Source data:
───

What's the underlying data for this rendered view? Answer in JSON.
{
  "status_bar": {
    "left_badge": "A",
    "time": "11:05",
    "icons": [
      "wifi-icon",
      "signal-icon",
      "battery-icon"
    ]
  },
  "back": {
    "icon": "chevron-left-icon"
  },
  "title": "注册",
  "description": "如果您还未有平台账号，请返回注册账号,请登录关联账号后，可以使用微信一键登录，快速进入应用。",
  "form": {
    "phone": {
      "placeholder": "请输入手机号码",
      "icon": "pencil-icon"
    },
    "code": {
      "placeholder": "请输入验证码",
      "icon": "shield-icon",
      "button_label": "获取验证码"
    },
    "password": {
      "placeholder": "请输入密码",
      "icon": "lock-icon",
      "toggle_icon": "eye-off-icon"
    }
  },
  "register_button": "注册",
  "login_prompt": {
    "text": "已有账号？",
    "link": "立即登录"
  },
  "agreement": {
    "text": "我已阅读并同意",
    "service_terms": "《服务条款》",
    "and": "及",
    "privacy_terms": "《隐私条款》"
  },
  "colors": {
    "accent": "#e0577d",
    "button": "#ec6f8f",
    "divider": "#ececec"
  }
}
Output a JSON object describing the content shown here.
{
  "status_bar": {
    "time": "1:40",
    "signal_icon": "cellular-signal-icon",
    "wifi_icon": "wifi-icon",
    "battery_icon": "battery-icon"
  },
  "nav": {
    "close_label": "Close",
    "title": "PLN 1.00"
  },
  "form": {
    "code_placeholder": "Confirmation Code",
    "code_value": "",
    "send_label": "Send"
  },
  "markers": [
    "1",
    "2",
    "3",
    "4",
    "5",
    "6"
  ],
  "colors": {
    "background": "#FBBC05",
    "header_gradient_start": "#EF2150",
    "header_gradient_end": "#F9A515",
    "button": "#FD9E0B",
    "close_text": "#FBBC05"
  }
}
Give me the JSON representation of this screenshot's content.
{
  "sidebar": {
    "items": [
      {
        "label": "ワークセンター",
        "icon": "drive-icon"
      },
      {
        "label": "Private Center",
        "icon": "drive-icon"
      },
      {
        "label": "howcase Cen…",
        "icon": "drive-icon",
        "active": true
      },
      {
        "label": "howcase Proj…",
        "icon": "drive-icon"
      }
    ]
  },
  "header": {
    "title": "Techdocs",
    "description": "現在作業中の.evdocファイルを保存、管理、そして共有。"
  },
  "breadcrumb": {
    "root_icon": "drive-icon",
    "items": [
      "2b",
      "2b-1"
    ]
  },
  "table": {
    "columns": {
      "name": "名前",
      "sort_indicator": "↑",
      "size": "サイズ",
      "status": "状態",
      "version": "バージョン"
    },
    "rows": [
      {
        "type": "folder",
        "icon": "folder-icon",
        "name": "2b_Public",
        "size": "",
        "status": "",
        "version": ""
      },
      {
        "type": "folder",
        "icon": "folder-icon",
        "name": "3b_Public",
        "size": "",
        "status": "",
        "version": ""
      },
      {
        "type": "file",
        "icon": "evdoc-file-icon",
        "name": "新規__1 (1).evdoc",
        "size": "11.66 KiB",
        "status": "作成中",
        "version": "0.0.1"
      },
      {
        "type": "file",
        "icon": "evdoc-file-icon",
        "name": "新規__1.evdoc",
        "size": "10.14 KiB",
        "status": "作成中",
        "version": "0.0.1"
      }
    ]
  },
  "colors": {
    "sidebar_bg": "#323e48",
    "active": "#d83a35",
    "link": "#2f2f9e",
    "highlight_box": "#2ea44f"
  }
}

───

Each line above must be printed exactly as it appears.

What's the underlying data for this rendered view? Answer in JSON.
{
  "status_bar": {
    "left_badge": "A",
    "time": "11:05",
    "icons": [
      "wifi-icon",
      "signal-icon",
      "battery-icon"
    ]
  },
  "back": {
    "icon": "chevron-left-icon"
  },
  "title": "注册",
  "description": "如果您还未有平台账号，请返回注册账号,请登录关联账号后，可以使用微信一键登录，快速进入应用。",
  "form": {
    "phone": {
      "placeholder": "请输入手机号码",
      "icon": "pencil-icon"
    },
    "code": {
      "placeholder": "请输入验证码",
      "icon": "shield-icon",
      "button_label": "获取验证码"
    },
    "password": {
      "placeholder": "请输入密码",
      "icon": "lock-icon",
      "toggle_icon": "eye-off-icon"
    }
  },
  "register_button": "注册",
  "login_prompt": {
    "text": "已有账号？",
    "link": "立即登录"
  },
  "agreement": {
    "text": "我已阅读并同意",
    "service_terms": "《服务条款》",
    "and": "及",
    "privacy_terms": "《隐私条款》"
  },
  "colors": {
    "accent": "#e0577d",
    "button": "#ec6f8f",
    "divider": "#ececec"
  }
}
Output a JSON object describing the content shown here.
{
  "status_bar": {
    "time": "1:40",
    "signal_icon": "cellular-signal-icon",
    "wifi_icon": "wifi-icon",
    "battery_icon": "battery-icon"
  },
  "nav": {
    "close_label": "Close",
    "title": "PLN 1.00"
  },
  "form": {
    "code_placeholder": "Confirmation Code",
    "code_value": "",
    "send_label": "Send"
  },
  "markers": [
    "1",
    "2",
    "3",
    "4",
    "5",
    "6"
  ],
  "colors": {
    "background": "#FBBC05",
    "header_gradient_start": "#EF2150",
    "header_gradient_end": "#F9A515",
    "button": "#FD9E0B",
    "close_text": "#FBBC05"
  }
}
Give me the JSON representation of this screenshot's content.
{
  "sidebar": {
    "items": [
      {
        "label": "ワークセンター",
        "icon": "drive-icon"
      },
      {
        "label": "Private Center",
        "icon": "drive-icon"
      },
      {
        "label": "howcase Cen…",
        "icon": "drive-icon",
        "active": true
      },
      {
        "label": "howcase Proj…",
        "icon": "drive-icon"
      }
    ]
  },
  "header": {
    "title": "Techdocs",
    "description": "現在作業中の.evdocファイルを保存、管理、そして共有。"
  },
  "breadcrumb": {
    "root_icon": "drive-icon",
    "items": [
      "2b",
      "2b-1"
    ]
  },
  "table": {
    "columns": {
      "name": "名前",
      "sort_indicator": "↑",
      "size": "サイズ",
      "status": "状態",
      "version": "バージョン"
    },
    "rows": [
      {
        "type": "folder",
        "icon": "folder-icon",
        "name": "2b_Public",
        "size": "",
        "status": "",
        "version": ""
      },
      {
        "type": "folder",
        "icon": "folder-icon",
        "name": "3b_Public",
        "size": "",
        "status": "",
        "version": ""
      },
      {
        "type": "file",
        "icon": "evdoc-file-icon",
        "name": "新規__1 (1).evdoc",
        "size": "11.66 KiB",
        "status": "作成中",
        "version": "0.0.1"
      },
      {
        "type": "file",
        "icon": "evdoc-file-icon",
        "name": "新規__1.evdoc",
        "size": "10.14 KiB",
        "status": "作成中",
        "version": "0.0.1"
      }
    ]
  },
  "colors": {
    "sidebar_bg": "#323e48",
    "active": "#d83a35",
    "link": "#2f2f9e",
    "highlight_box": "#2ea44f"
  }
}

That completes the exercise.